* **To do**: Each entry below should be written out exactly as it is, with no pictures.

* **Dataset content**:
--------------------------------------------------
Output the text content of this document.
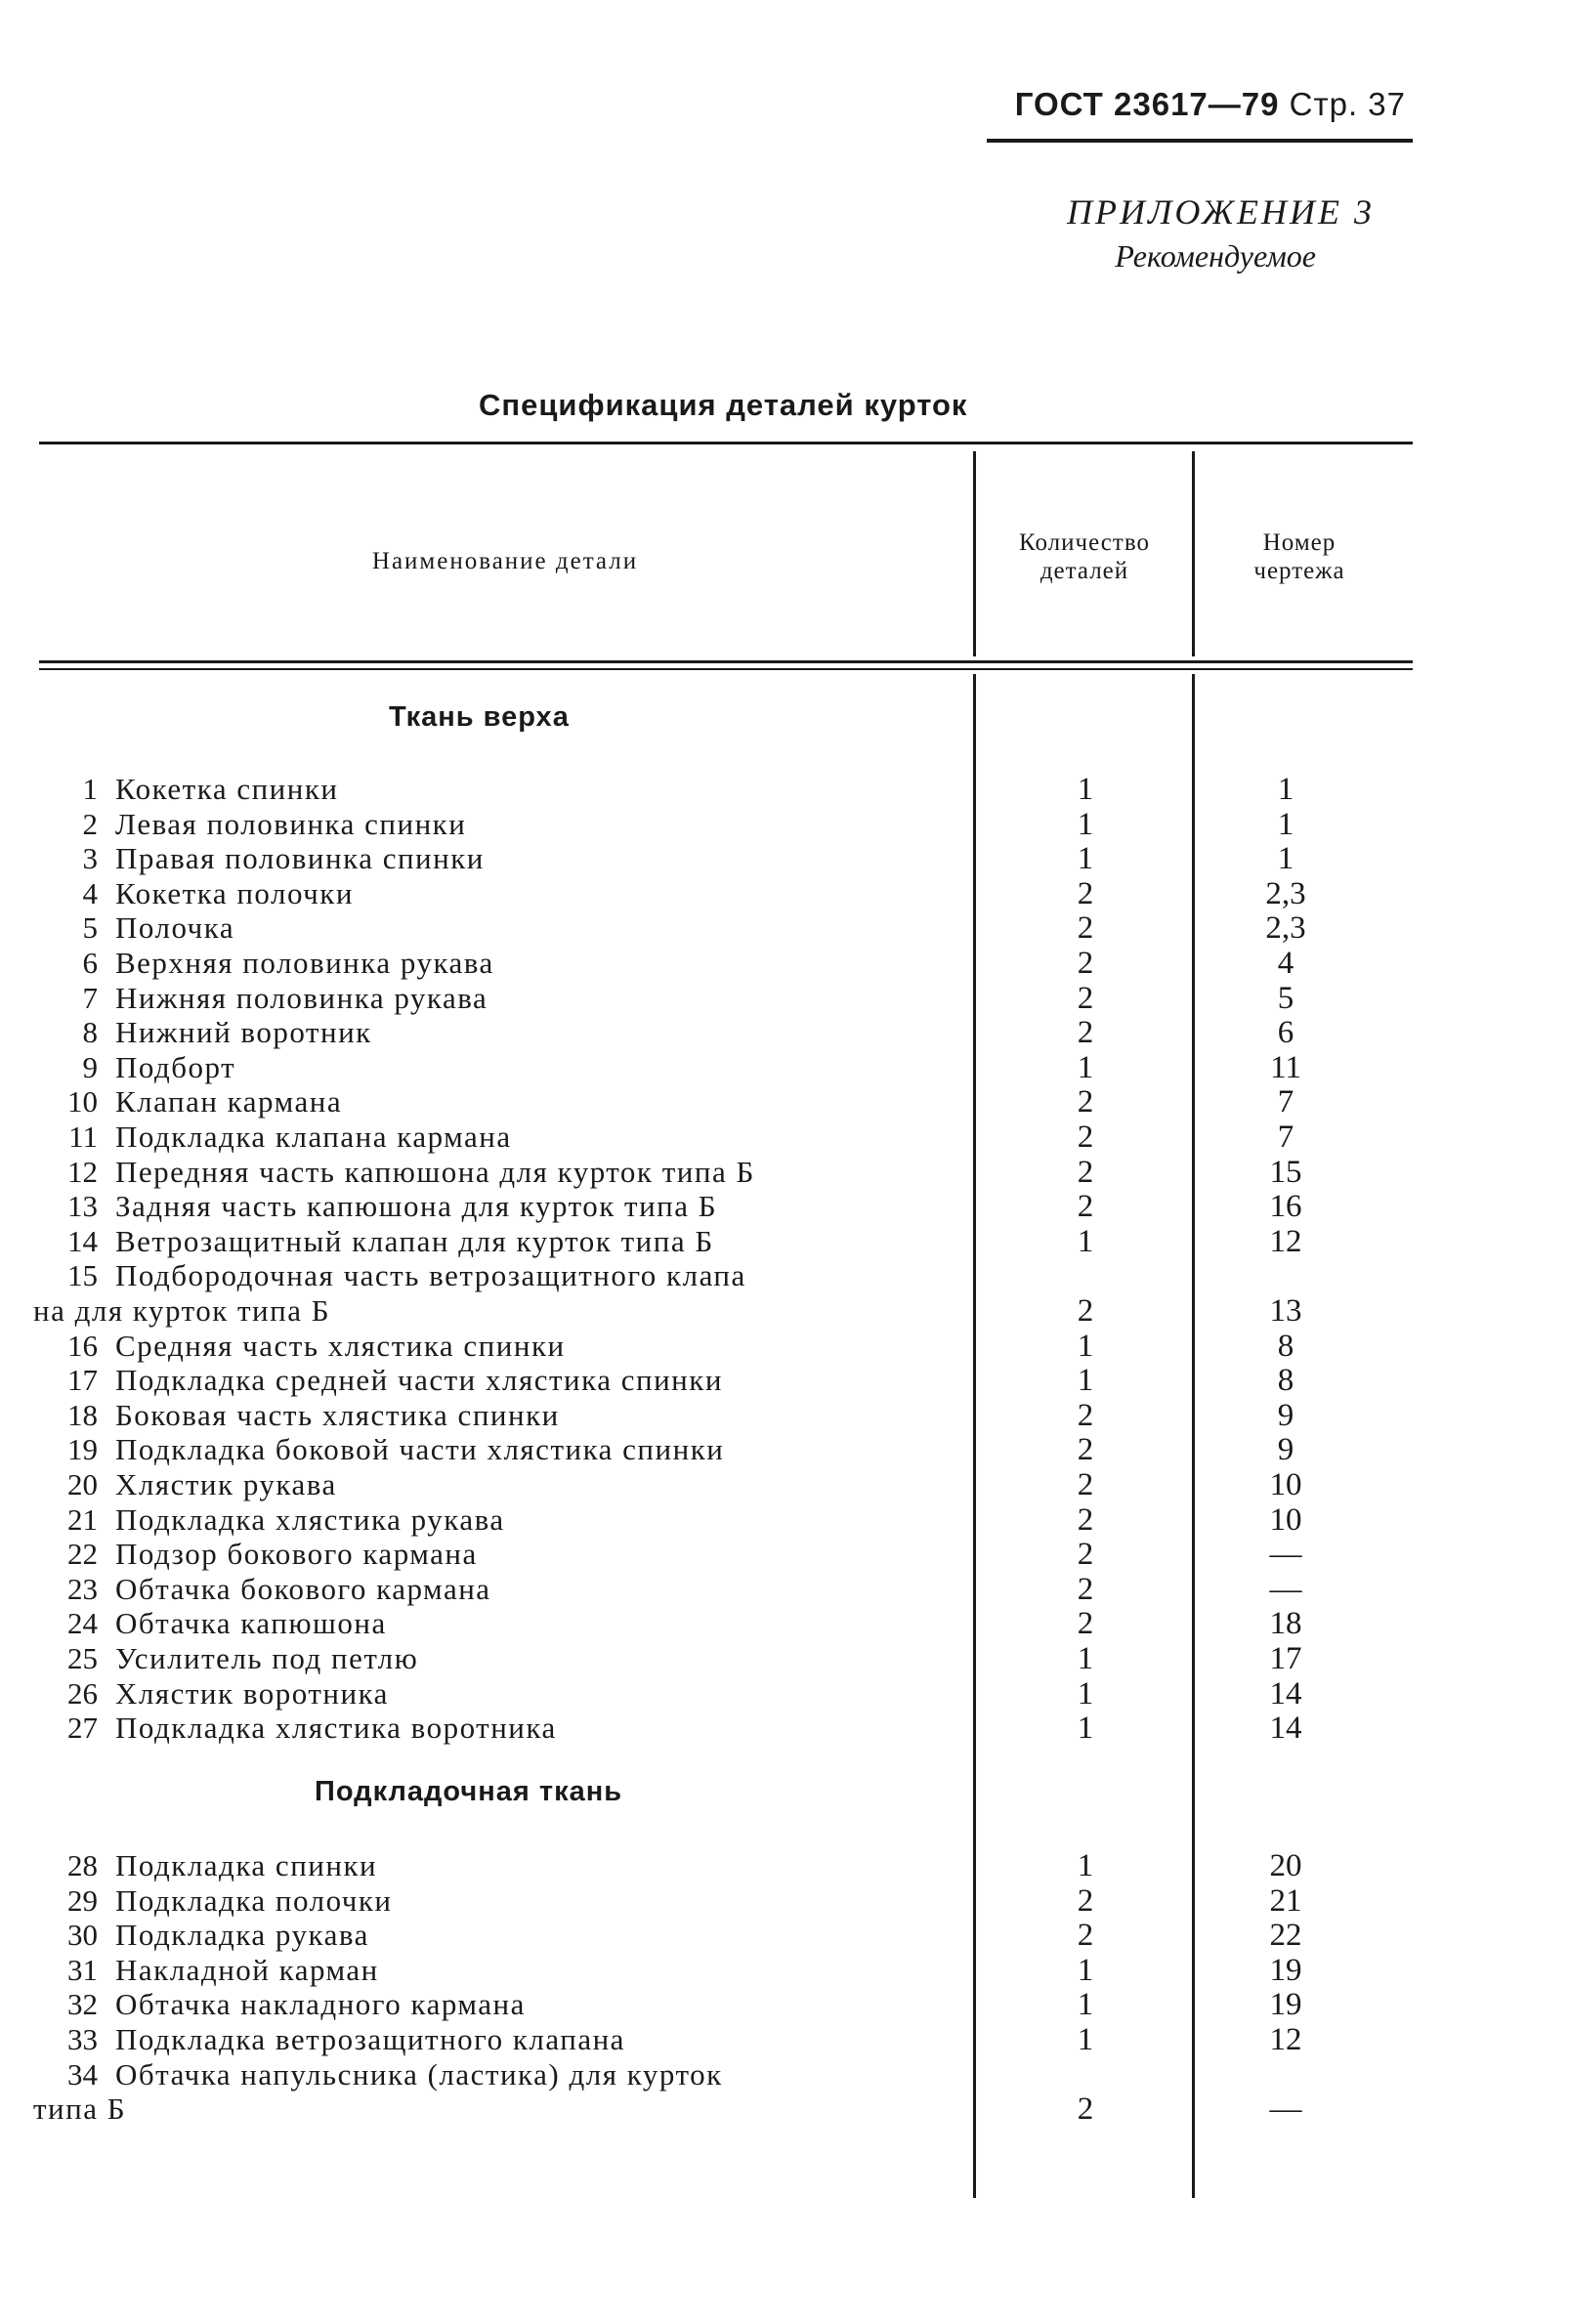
ГОСТ 23617—79 Стр. 37
ПРИЛОЖЕНИЕ 3
Рекомендуемое
Спецификация деталей курток
Наименование детали
Количество деталей
Номер чертежа
Ткань верха
1 Кокетка спинки	1	1
2 Левая половинка спинки	1	1
3 Правая половинка спинки	1	1
4 Кокетка полочки	2	2,3
5 Полочка	2	2,3
6 Верхняя половинка рукава	2	4
7 Нижняя половинка рукава	2	5
8 Нижний воротник	2	6
9 Подборт	1	11
10 Клапан кармана	2	7
11 Подкладка клапана кармана	2	7
12 Передняя часть капюшона для курток типа Б	2	15
13 Задняя часть капюшона для курток типа Б	2	16
14 Ветрозащитный клапан для курток типа Б	1	12
15 Подбородочная часть ветрозащитного клапа
на для курток типа Б	2	13
16 Средняя часть хлястика спинки	1	8
17 Подкладка средней части хлястика спинки	1	8
18 Боковая часть хлястика спинки	2	9
19 Подкладка боковой части хлястика спинки	2	9
20 Хлястик рукава	2	10
21 Подкладка хлястика рукава	2	10
22 Подзор бокового кармана	2	—
23 Обтачка бокового кармана	2	—
24 Обтачка капюшона	2	18
25 Усилитель под петлю	1	17
26 Хлястик воротника	1	14
27 Подкладка хлястика воротника	1	14
Подкладочная ткань
28 Подкладка спинки	1	20
29 Подкладка полочки	2	21
30 Подкладка рукава	2	22
31 Накладной карман	1	19
32 Обтачка накладного кармана	1	19
33 Подкладка ветрозащитного клапана	1	12
34 Обтачка напульсника (ластика) для курток
типа Б	2	—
--------------------------------------------------
* **Solution to this problem**:
Output the text content of this document.
ГОСТ 23617—79 Стр. 37
ПРИЛОЖЕНИЕ 3
Рекомендуемое
Спецификация деталей курток
Наименование детали
Количество деталей
Номер чертежа
Ткань верха
1 Кокетка спинки	1	1
2 Левая половинка спинки	1	1
3 Правая половинка спинки	1	1
4 Кокетка полочки	2	2,3
5 Полочка	2	2,3
6 Верхняя половинка рукава	2	4
7 Нижняя половинка рукава	2	5
8 Нижний воротник	2	6
9 Подборт	1	11
10 Клапан кармана	2	7
11 Подкладка клапана кармана	2	7
12 Передняя часть капюшона для курток типа Б	2	15
13 Задняя часть капюшона для курток типа Б	2	16
14 Ветрозащитный клапан для курток типа Б	1	12
15 Подбородочная часть ветрозащитного клапа
на для курток типа Б	2	13
16 Средняя часть хлястика спинки	1	8
17 Подкладка средней части хлястика спинки	1	8
18 Боковая часть хлястика спинки	2	9
19 Подкладка боковой части хлястика спинки	2	9
20 Хлястик рукава	2	10
21 Подкладка хлястика рукава	2	10
22 Подзор бокового кармана	2	—
23 Обтачка бокового кармана	2	—
24 Обтачка капюшона	2	18
25 Усилитель под петлю	1	17
26 Хлястик воротника	1	14
27 Подкладка хлястика воротника	1	14
Подкладочная ткань
28 Подкладка спинки	1	20
29 Подкладка полочки	2	21
30 Подкладка рукава	2	22
31 Накладной карман	1	19
32 Обтачка накладного кармана	1	19
33 Подкладка ветрозащитного клапана	1	12
34 Обтачка напульсника (ластика) для курток
типа Б	2	—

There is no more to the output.